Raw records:
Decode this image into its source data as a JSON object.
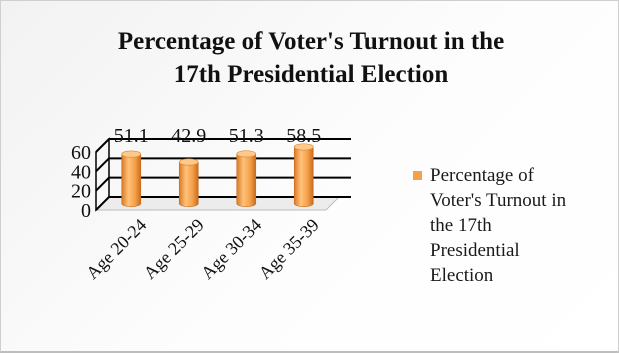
{
  "chart_data": {
    "type": "bar",
    "title": [
      "Percentage of Voter's Turnout in the",
      "17th Presidential Election"
    ],
    "categories": [
      "Age 20-24",
      "Age 25-29",
      "Age 30-34",
      "Age 35-39"
    ],
    "series": [
      {
        "name": [
          "Percentage of",
          "Voter's Turnout in",
          "the 17th",
          "Presidential",
          "Election"
        ],
        "values": [
          51.1,
          42.9,
          51.3,
          58.5
        ],
        "value_labels": [
          "51.1",
          "42.9",
          "51.3",
          "58.5"
        ],
        "color": "#f5a04a"
      }
    ],
    "yticks": [
      "0",
      "20",
      "40",
      "60"
    ],
    "ylim": [
      0,
      60
    ],
    "grid": true,
    "legend": "right",
    "style": "3d-cylinder"
  }
}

» GOAL
The entries above are to be returned exactly, without their pictures.

» WORKED ANSWER
Decode this image into its source data as a JSON object.
{
  "chart_data": {
    "type": "bar",
    "title": [
      "Percentage of Voter's Turnout in the",
      "17th Presidential Election"
    ],
    "categories": [
      "Age 20-24",
      "Age 25-29",
      "Age 30-34",
      "Age 35-39"
    ],
    "series": [
      {
        "name": [
          "Percentage of",
          "Voter's Turnout in",
          "the 17th",
          "Presidential",
          "Election"
        ],
        "values": [
          51.1,
          42.9,
          51.3,
          58.5
        ],
        "value_labels": [
          "51.1",
          "42.9",
          "51.3",
          "58.5"
        ],
        "color": "#f5a04a"
      }
    ],
    "yticks": [
      "0",
      "20",
      "40",
      "60"
    ],
    "ylim": [
      0,
      60
    ],
    "grid": true,
    "legend": "right",
    "style": "3d-cylinder"
  }
}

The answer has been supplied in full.